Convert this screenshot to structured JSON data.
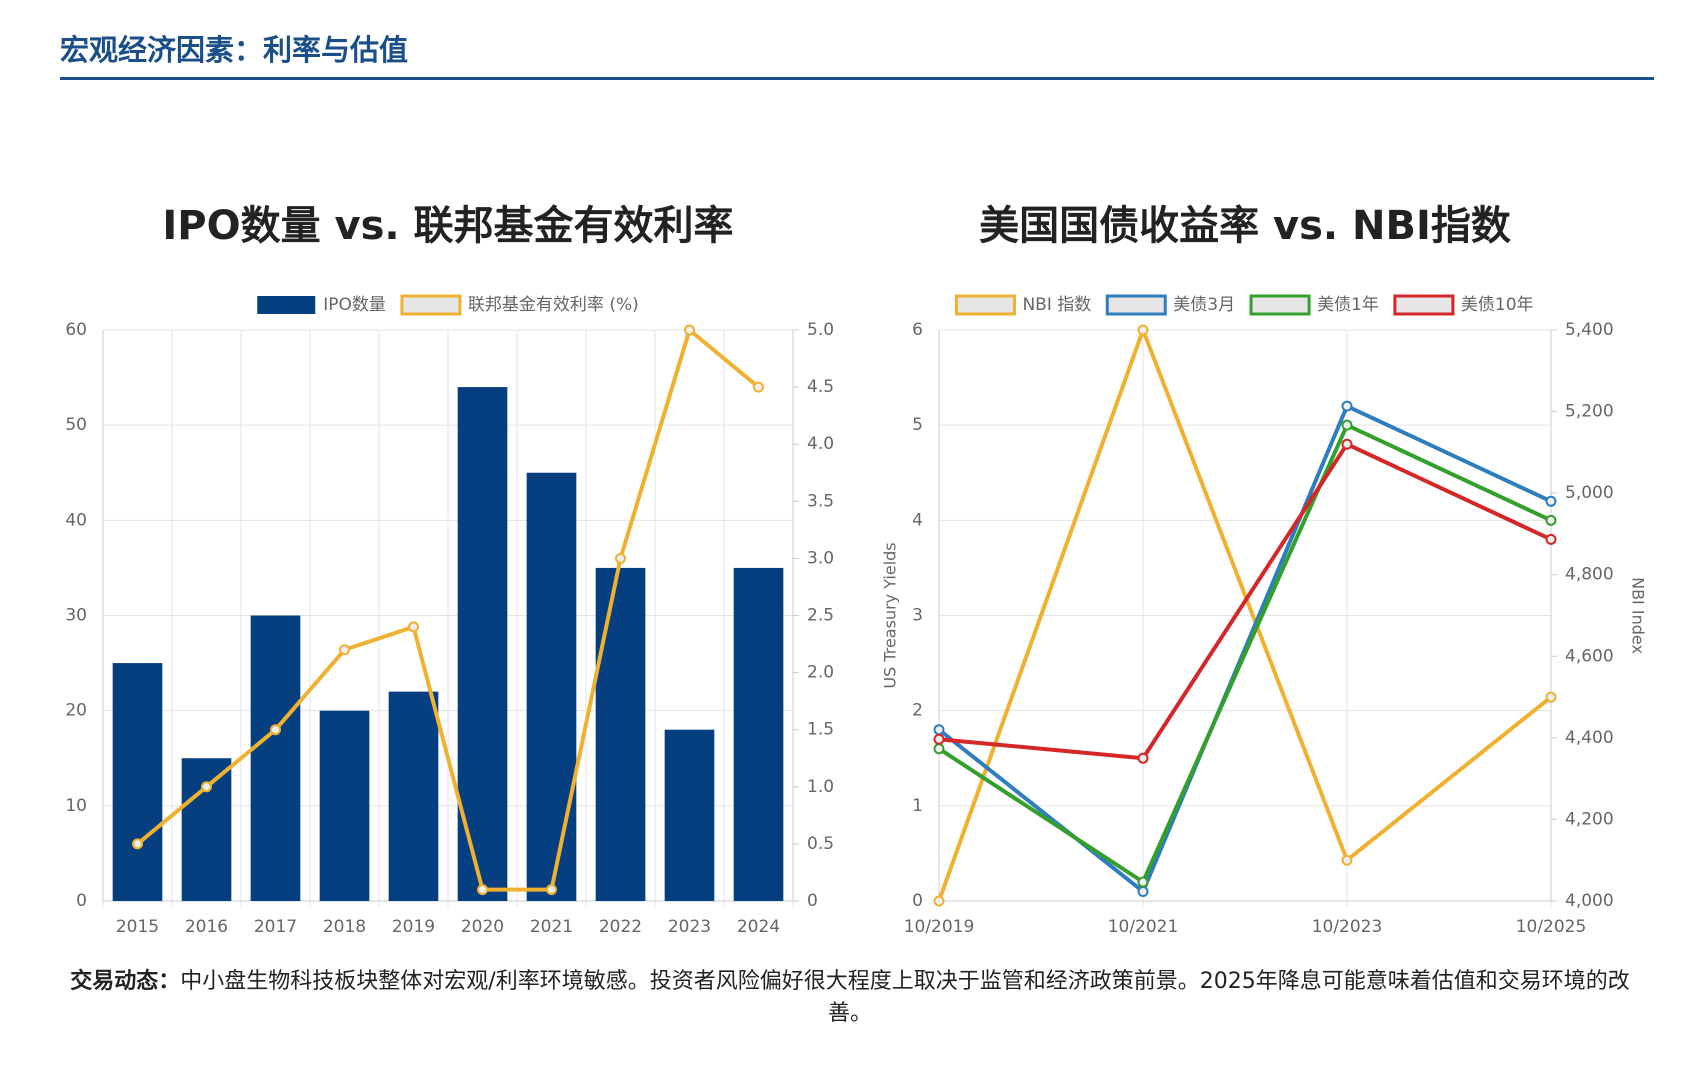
{
  "header": {
    "title": "宏观经济因素：利率与估值"
  },
  "chart_data": [
    {
      "type": "bar",
      "title": "IPO数量 vs. 联邦基金有效利率",
      "categories": [
        "2015",
        "2016",
        "2017",
        "2018",
        "2019",
        "2020",
        "2021",
        "2022",
        "2023",
        "2024"
      ],
      "series": [
        {
          "name": "IPO数量",
          "type": "bar",
          "color": "#063f80",
          "values": [
            25,
            15,
            30,
            20,
            22,
            54,
            45,
            35,
            18,
            35
          ]
        },
        {
          "name": "联邦基金有效利率 (%)",
          "type": "line",
          "axis": "y2",
          "color": "#f0b030",
          "values": [
            0.5,
            1.0,
            1.5,
            2.2,
            2.4,
            0.1,
            0.1,
            3.0,
            5.0,
            4.5
          ]
        }
      ],
      "ylim": [
        0,
        60
      ],
      "yticks": [
        0,
        10,
        20,
        30,
        40,
        50,
        60
      ],
      "y2lim": [
        0,
        5
      ],
      "y2ticks": [
        0,
        0.5,
        {
          "value": 1,
          "label": "1.0"
        },
        1.5,
        {
          "value": 2,
          "label": "2.0"
        },
        2.5,
        {
          "value": 3,
          "label": "3.0"
        },
        3.5,
        {
          "value": 4,
          "label": "4.0"
        },
        4.5,
        {
          "value": 5,
          "label": "5.0"
        }
      ],
      "grid": true,
      "legend": "top"
    },
    {
      "type": "line",
      "title": "美国国债收益率 vs. NBI指数",
      "categories": [
        "10/2019",
        "10/2021",
        "10/2023",
        "10/2025"
      ],
      "series": [
        {
          "name": "NBI 指数",
          "axis": "y2",
          "color": "#f0b030",
          "values": [
            4000,
            5400,
            4100,
            4500
          ]
        },
        {
          "name": "美债3月",
          "color": "#2e7dbf",
          "values": [
            1.8,
            0.1,
            5.2,
            4.2
          ]
        },
        {
          "name": "美债1年",
          "color": "#33a02c",
          "values": [
            1.6,
            0.2,
            5.0,
            4.0
          ]
        },
        {
          "name": "美债10年",
          "color": "#d62728",
          "values": [
            1.7,
            1.5,
            4.8,
            3.8
          ]
        }
      ],
      "ylabel": "US Treasury Yields",
      "y2label": "NBI Index",
      "ylim": [
        0,
        6
      ],
      "yticks": [
        0,
        1,
        2,
        3,
        4,
        5,
        6
      ],
      "y2lim": [
        4000,
        5400
      ],
      "y2ticks": [
        {
          "value": 4000,
          "label": "4,000"
        },
        {
          "value": 4200,
          "label": "4,200"
        },
        {
          "value": 4400,
          "label": "4,400"
        },
        {
          "value": 4600,
          "label": "4,600"
        },
        {
          "value": 4800,
          "label": "4,800"
        },
        {
          "value": 5000,
          "label": "5,000"
        },
        {
          "value": 5200,
          "label": "5,200"
        },
        {
          "value": 5400,
          "label": "5,400"
        }
      ],
      "grid": true,
      "legend": "top"
    }
  ],
  "footer": {
    "label": "交易动态：",
    "text": "中小盘生物科技板块整体对宏观/利率环境敏感。投资者风险偏好很大程度上取决于监管和经济政策前景。2025年降息可能意味着估值和交易环境的改善。"
  }
}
++++++++++++++++++++
TASK BRIEF: Reproduce each line exactly, please, except for any pictures.

OUTPUT FOR THIS EXERCISE:
Convert this screenshot to structured JSON data.
{
  "header": {
    "title": "宏观经济因素：利率与估值"
  },
  "chart_data": [
    {
      "type": "bar",
      "title": "IPO数量 vs. 联邦基金有效利率",
      "categories": [
        "2015",
        "2016",
        "2017",
        "2018",
        "2019",
        "2020",
        "2021",
        "2022",
        "2023",
        "2024"
      ],
      "series": [
        {
          "name": "IPO数量",
          "type": "bar",
          "color": "#063f80",
          "values": [
            25,
            15,
            30,
            20,
            22,
            54,
            45,
            35,
            18,
            35
          ]
        },
        {
          "name": "联邦基金有效利率 (%)",
          "type": "line",
          "axis": "y2",
          "color": "#f0b030",
          "values": [
            0.5,
            1.0,
            1.5,
            2.2,
            2.4,
            0.1,
            0.1,
            3.0,
            5.0,
            4.5
          ]
        }
      ],
      "ylim": [
        0,
        60
      ],
      "yticks": [
        0,
        10,
        20,
        30,
        40,
        50,
        60
      ],
      "y2lim": [
        0,
        5
      ],
      "y2ticks": [
        0,
        0.5,
        {
          "value": 1,
          "label": "1.0"
        },
        1.5,
        {
          "value": 2,
          "label": "2.0"
        },
        2.5,
        {
          "value": 3,
          "label": "3.0"
        },
        3.5,
        {
          "value": 4,
          "label": "4.0"
        },
        4.5,
        {
          "value": 5,
          "label": "5.0"
        }
      ],
      "grid": true,
      "legend": "top"
    },
    {
      "type": "line",
      "title": "美国国债收益率 vs. NBI指数",
      "categories": [
        "10/2019",
        "10/2021",
        "10/2023",
        "10/2025"
      ],
      "series": [
        {
          "name": "NBI 指数",
          "axis": "y2",
          "color": "#f0b030",
          "values": [
            4000,
            5400,
            4100,
            4500
          ]
        },
        {
          "name": "美债3月",
          "color": "#2e7dbf",
          "values": [
            1.8,
            0.1,
            5.2,
            4.2
          ]
        },
        {
          "name": "美债1年",
          "color": "#33a02c",
          "values": [
            1.6,
            0.2,
            5.0,
            4.0
          ]
        },
        {
          "name": "美债10年",
          "color": "#d62728",
          "values": [
            1.7,
            1.5,
            4.8,
            3.8
          ]
        }
      ],
      "ylabel": "US Treasury Yields",
      "y2label": "NBI Index",
      "ylim": [
        0,
        6
      ],
      "yticks": [
        0,
        1,
        2,
        3,
        4,
        5,
        6
      ],
      "y2lim": [
        4000,
        5400
      ],
      "y2ticks": [
        {
          "value": 4000,
          "label": "4,000"
        },
        {
          "value": 4200,
          "label": "4,200"
        },
        {
          "value": 4400,
          "label": "4,400"
        },
        {
          "value": 4600,
          "label": "4,600"
        },
        {
          "value": 4800,
          "label": "4,800"
        },
        {
          "value": 5000,
          "label": "5,000"
        },
        {
          "value": 5200,
          "label": "5,200"
        },
        {
          "value": 5400,
          "label": "5,400"
        }
      ],
      "grid": true,
      "legend": "top"
    }
  ],
  "footer": {
    "label": "交易动态：",
    "text": "中小盘生物科技板块整体对宏观/利率环境敏感。投资者风险偏好很大程度上取决于监管和经济政策前景。2025年降息可能意味着估值和交易环境的改善。"
  }
}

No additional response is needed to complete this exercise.